REQUIREMENT> The records should be repeated word for word, pictures excluded.

(Recorded data)

········

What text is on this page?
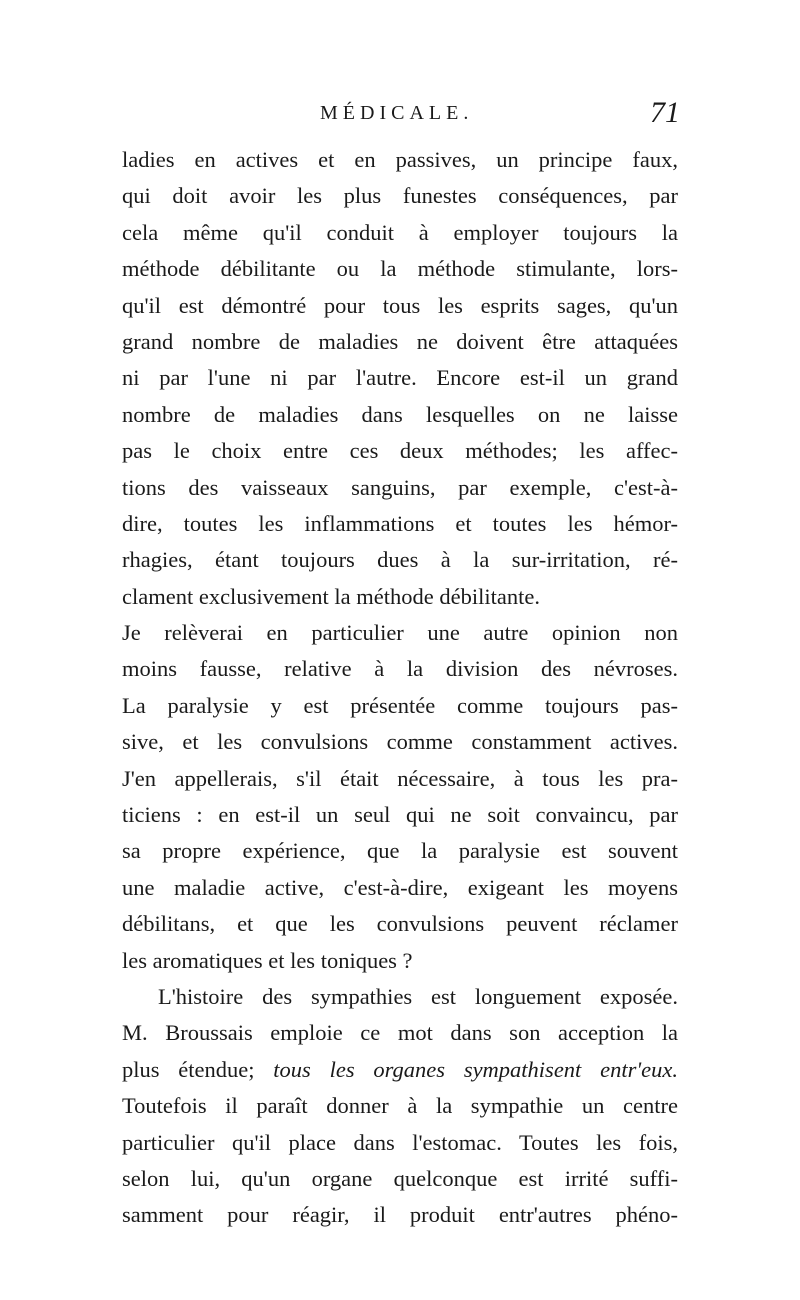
MÉDICALE.	71
ladies en actives et en passives, un principe faux,
qui doit avoir les plus funestes conséquences, par
cela même qu'il conduit à employer toujours la
méthode débilitante ou la méthode stimulante, lors-
qu'il est démontré pour tous les esprits sages, qu'un
grand nombre de maladies ne doivent être attaquées
ni par l'une ni par l'autre. Encore est-il un grand
nombre de maladies dans lesquelles on ne laisse
pas le choix entre ces deux méthodes; les affec-
tions des vaisseaux sanguins, par exemple, c'est-à-
dire, toutes les inflammations et toutes les hémor-
rhagies, étant toujours dues à la sur-irritation, ré-
clament exclusivement la méthode débilitante.
Je relèverai en particulier une autre opinion non
moins fausse, relative à la division des névroses.
La paralysie y est présentée comme toujours pas-
sive, et les convulsions comme constamment actives.
J'en appellerais, s'il était nécessaire, à tous les pra-
ticiens : en est-il un seul qui ne soit convaincu, par
sa propre expérience, que la paralysie est souvent
une maladie active, c'est-à-dire, exigeant les moyens
débilitans, et que les convulsions peuvent réclamer
les aromatiques et les toniques ?
L'histoire des sympathies est longuement exposée.
M. Broussais emploie ce mot dans son acception la
plus étendue; tous les organes sympathisent entr'eux.
Toutefois il paraît donner à la sympathie un centre
particulier qu'il place dans l'estomac. Toutes les fois,
selon lui, qu'un organe quelconque est irrité suffi-
samment pour réagir, il produit entr'autres phéno-
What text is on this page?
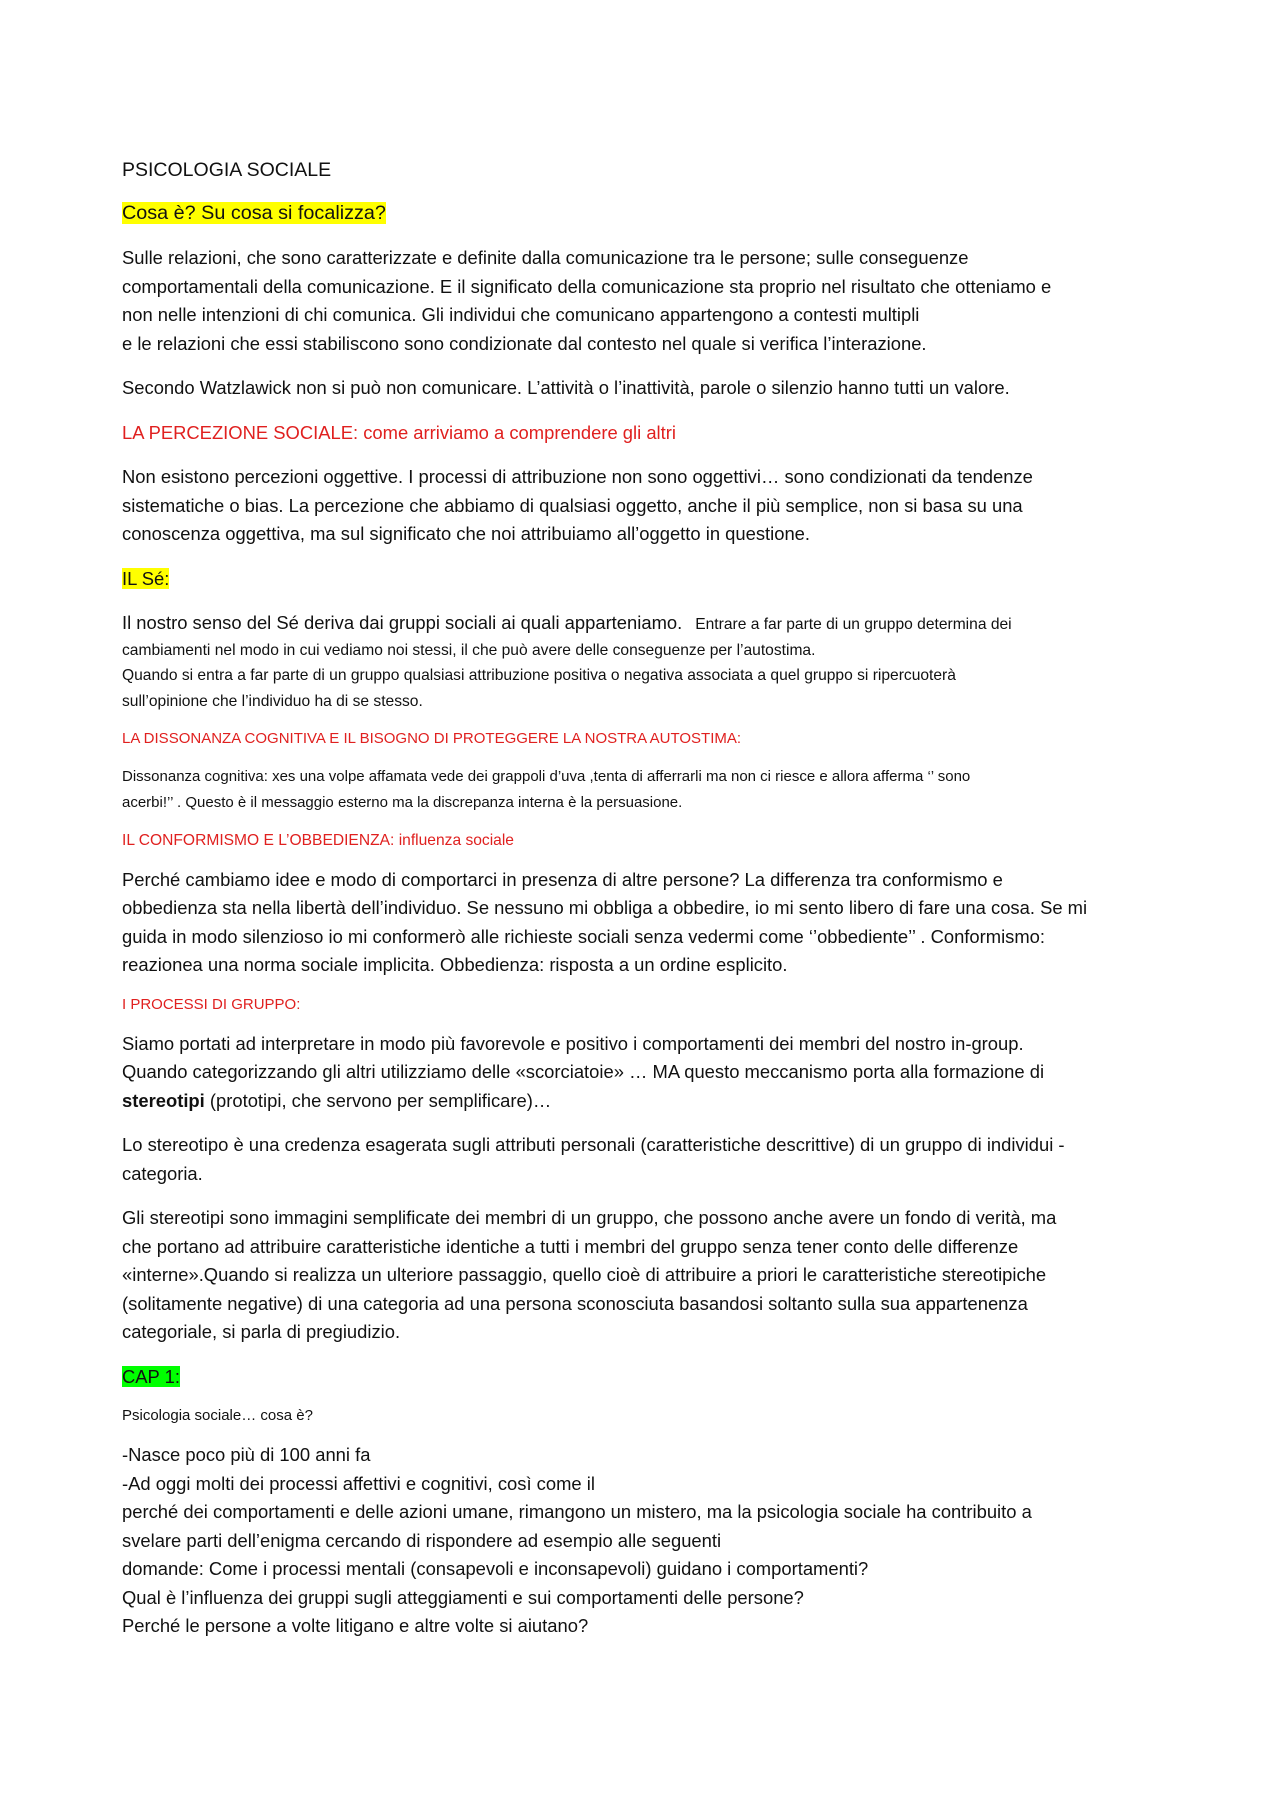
PSICOLOGIA SOCIALE

Cosa è? Su cosa si focalizza?

Sulle relazioni, che sono caratterizzate e definite dalla comunicazione tra le persone; sulle conseguenze
comportamentali della comunicazione. E il significato della comunicazione sta proprio nel risultato che otteniamo e
non nelle intenzioni di chi comunica. Gli individui che comunicano appartengono a contesti multipli
e le relazioni che essi stabiliscono sono condizionate dal contesto nel quale si verifica l’interazione.

Secondo Watzlawick non si può non comunicare. L’attività o l’inattività, parole o silenzio hanno tutti un valore.

LA PERCEZIONE SOCIALE: come arriviamo a comprendere gli altri

Non esistono percezioni oggettive. I processi di attribuzione non sono oggettivi… sono condizionati da tendenze
sistematiche o bias. La percezione che abbiamo di qualsiasi oggetto, anche il più semplice, non si basa su una
conoscenza oggettiva, ma sul significato che noi attribuiamo all’oggetto in questione.

IL Sé:

Il nostro senso del Sé deriva dai gruppi sociali ai quali apparteniamo.   Entrare a far parte di un gruppo determina dei
cambiamenti nel modo in cui vediamo noi stessi, il che può avere delle conseguenze per l’autostima.
Quando si entra a far parte di un gruppo qualsiasi attribuzione positiva o negativa associata a quel gruppo si ripercuoterà
sull’opinione che l’individuo ha di se stesso.

LA DISSONANZA COGNITIVA E IL BISOGNO DI PROTEGGERE LA NOSTRA AUTOSTIMA:

Dissonanza cognitiva: xes una volpe affamata vede dei grappoli d’uva ,tenta di afferrarli ma non ci riesce e allora afferma ‘’ sono
acerbi!’’ . Questo è il messaggio esterno ma la discrepanza interna è la persuasione.

IL CONFORMISMO E L’OBBEDIENZA: influenza sociale

Perché cambiamo idee e modo di comportarci in presenza di altre persone? La differenza tra conformismo e
obbedienza sta nella libertà dell’individuo. Se nessuno mi obbliga a obbedire, io mi sento libero di fare una cosa. Se mi
guida in modo silenzioso io mi conformerò alle richieste sociali senza vedermi come ‘’obbediente’’ . Conformismo:
reazionea una norma sociale implicita. Obbedienza: risposta a un ordine esplicito.

I PROCESSI DI GRUPPO:

Siamo portati ad interpretare in modo più favorevole e positivo i comportamenti dei membri del nostro in-group.
Quando categorizzando gli altri utilizziamo delle «scorciatoie» … MA questo meccanismo porta alla formazione di
stereotipi (prototipi, che servono per semplificare)…

Lo stereotipo è una credenza esagerata sugli attributi personali (caratteristiche descrittive) di un gruppo di individui -
categoria.

Gli stereotipi sono immagini semplificate dei membri di un gruppo, che possono anche avere un fondo di verità, ma
che portano ad attribuire caratteristiche identiche a tutti i membri del gruppo senza tener conto delle differenze
«interne».Quando si realizza un ulteriore passaggio, quello cioè di attribuire a priori le caratteristiche stereotipiche
(solitamente negative) di una categoria ad una persona sconosciuta basandosi soltanto sulla sua appartenenza
categoriale, si parla di pregiudizio.

CAP 1:

Psicologia sociale… cosa è?

-Nasce poco più di 100 anni fa
-Ad oggi molti dei processi affettivi e cognitivi, così come il
perché dei comportamenti e delle azioni umane, rimangono un mistero, ma la psicologia sociale ha contribuito a
svelare parti dell’enigma cercando di rispondere ad esempio alle seguenti
domande: Come i processi mentali (consapevoli e inconsapevoli) guidano i comportamenti?
Qual è l’influenza dei gruppi sugli atteggiamenti e sui comportamenti delle persone?
Perché le persone a volte litigano e altre volte si aiutano?
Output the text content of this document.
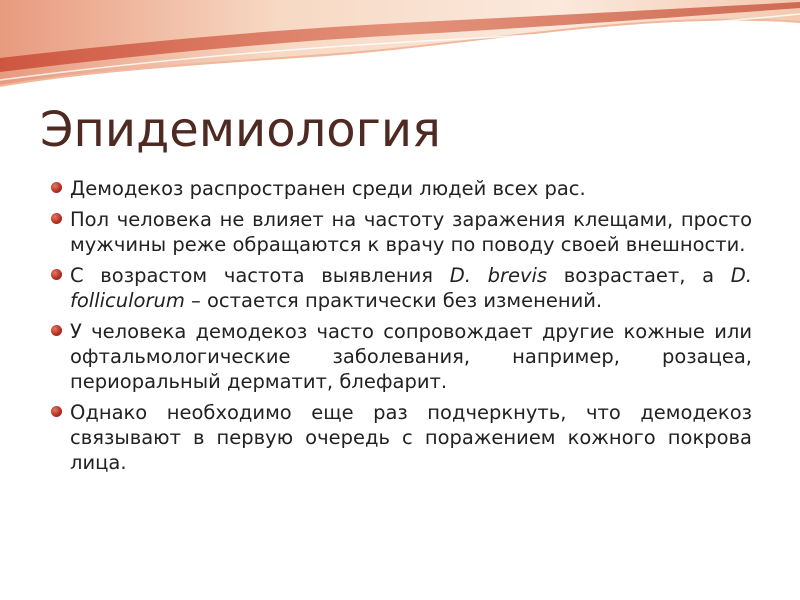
Эпидемиология
Демодекоз распространен среди людей всех рас.
Пол человека не влияет на частоту заражения клещами, просто мужчины реже обращаются к врачу по поводу своей внешности.
С возрастом частота выявления D. brevis возрастает, а D. folliculorum – остается практически без изменений.
У человека демодекоз часто сопровождает другие кожные или офтальмологические заболевания, например, розацеа, периоральный дерматит, блефарит.
Однако необходимо еще раз подчеркнуть, что демодекоз связывают в первую очередь с поражением кожного покрова лица.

········

FINISHED ANSWER>
What text is on this page?
MÉDICALE.	71
ladies en actives et en passives, un principe faux,
qui doit avoir les plus funestes conséquences, par
cela même qu'il conduit à employer toujours la
méthode débilitante ou la méthode stimulante, lors-
qu'il est démontré pour tous les esprits sages, qu'un
grand nombre de maladies ne doivent être attaquées
ni par l'une ni par l'autre. Encore est-il un grand
nombre de maladies dans lesquelles on ne laisse
pas le choix entre ces deux méthodes; les affec-
tions des vaisseaux sanguins, par exemple, c'est-à-
dire, toutes les inflammations et toutes les hémor-
rhagies, étant toujours dues à la sur-irritation, ré-
clament exclusivement la méthode débilitante.
Je relèverai en particulier une autre opinion non
moins fausse, relative à la division des névroses.
La paralysie y est présentée comme toujours pas-
sive, et les convulsions comme constamment actives.
J'en appellerais, s'il était nécessaire, à tous les pra-
ticiens : en est-il un seul qui ne soit convaincu, par
sa propre expérience, que la paralysie est souvent
une maladie active, c'est-à-dire, exigeant les moyens
débilitans, et que les convulsions peuvent réclamer
les aromatiques et les toniques ?
L'histoire des sympathies est longuement exposée.
M. Broussais emploie ce mot dans son acception la
plus étendue; tous les organes sympathisent entr'eux.
Toutefois il paraît donner à la sympathie un centre
particulier qu'il place dans l'estomac. Toutes les fois,
selon lui, qu'un organe quelconque est irrité suffi-
samment pour réagir, il produit entr'autres phéno-
What text is on this page?
PSICOLOGIA SOCIALE

Cosa è? Su cosa si focalizza?

Sulle relazioni, che sono caratterizzate e definite dalla comunicazione tra le persone; sulle conseguenze
comportamentali della comunicazione. E il significato della comunicazione sta proprio nel risultato che otteniamo e
non nelle intenzioni di chi comunica. Gli individui che comunicano appartengono a contesti multipli
e le relazioni che essi stabiliscono sono condizionate dal contesto nel quale si verifica l’interazione.

Secondo Watzlawick non si può non comunicare. L’attività o l’inattività, parole o silenzio hanno tutti un valore.

LA PERCEZIONE SOCIALE: come arriviamo a comprendere gli altri

Non esistono percezioni oggettive. I processi di attribuzione non sono oggettivi… sono condizionati da tendenze
sistematiche o bias. La percezione che abbiamo di qualsiasi oggetto, anche il più semplice, non si basa su una
conoscenza oggettiva, ma sul significato che noi attribuiamo all’oggetto in questione.

IL Sé:

Il nostro senso del Sé deriva dai gruppi sociali ai quali apparteniamo.   Entrare a far parte di un gruppo determina dei
cambiamenti nel modo in cui vediamo noi stessi, il che può avere delle conseguenze per l’autostima.
Quando si entra a far parte di un gruppo qualsiasi attribuzione positiva o negativa associata a quel gruppo si ripercuoterà
sull’opinione che l’individuo ha di se stesso.

LA DISSONANZA COGNITIVA E IL BISOGNO DI PROTEGGERE LA NOSTRA AUTOSTIMA:

Dissonanza cognitiva: xes una volpe affamata vede dei grappoli d’uva ,tenta di afferrarli ma non ci riesce e allora afferma ‘’ sono
acerbi!’’ . Questo è il messaggio esterno ma la discrepanza interna è la persuasione.

IL CONFORMISMO E L’OBBEDIENZA: influenza sociale

Perché cambiamo idee e modo di comportarci in presenza di altre persone? La differenza tra conformismo e
obbedienza sta nella libertà dell’individuo. Se nessuno mi obbliga a obbedire, io mi sento libero di fare una cosa. Se mi
guida in modo silenzioso io mi conformerò alle richieste sociali senza vedermi come ‘’obbediente’’ . Conformismo:
reazionea una norma sociale implicita. Obbedienza: risposta a un ordine esplicito.

I PROCESSI DI GRUPPO:

Siamo portati ad interpretare in modo più favorevole e positivo i comportamenti dei membri del nostro in-group.
Quando categorizzando gli altri utilizziamo delle «scorciatoie» … MA questo meccanismo porta alla formazione di
stereotipi (prototipi, che servono per semplificare)…

Lo stereotipo è una credenza esagerata sugli attributi personali (caratteristiche descrittive) di un gruppo di individui -
categoria.

Gli stereotipi sono immagini semplificate dei membri di un gruppo, che possono anche avere un fondo di verità, ma
che portano ad attribuire caratteristiche identiche a tutti i membri del gruppo senza tener conto delle differenze
«interne».Quando si realizza un ulteriore passaggio, quello cioè di attribuire a priori le caratteristiche stereotipiche
(solitamente negative) di una categoria ad una persona sconosciuta basandosi soltanto sulla sua appartenenza
categoriale, si parla di pregiudizio.

CAP 1:

Psicologia sociale… cosa è?

-Nasce poco più di 100 anni fa
-Ad oggi molti dei processi affettivi e cognitivi, così come il
perché dei comportamenti e delle azioni umane, rimangono un mistero, ma la psicologia sociale ha contribuito a
svelare parti dell’enigma cercando di rispondere ad esempio alle seguenti
domande: Come i processi mentali (consapevoli e inconsapevoli) guidano i comportamenti?
Qual è l’influenza dei gruppi sugli atteggiamenti e sui comportamenti delle persone?
Perché le persone a volte litigano e altre volte si aiutano?
Output the text content of this document.
Эпидемиология
Демодекоз распространен среди людей всех рас.
Пол человека не влияет на частоту заражения клещами, просто мужчины реже обращаются к врачу по поводу своей внешности.
С возрастом частота выявления D. brevis возрастает, а D. folliculorum – остается практически без изменений.
У человека демодекоз часто сопровождает другие кожные или офтальмологические заболевания, например, розацеа, периоральный дерматит, блефарит.
Однако необходимо еще раз подчеркнуть, что демодекоз связывают в первую очередь с поражением кожного покрова лица.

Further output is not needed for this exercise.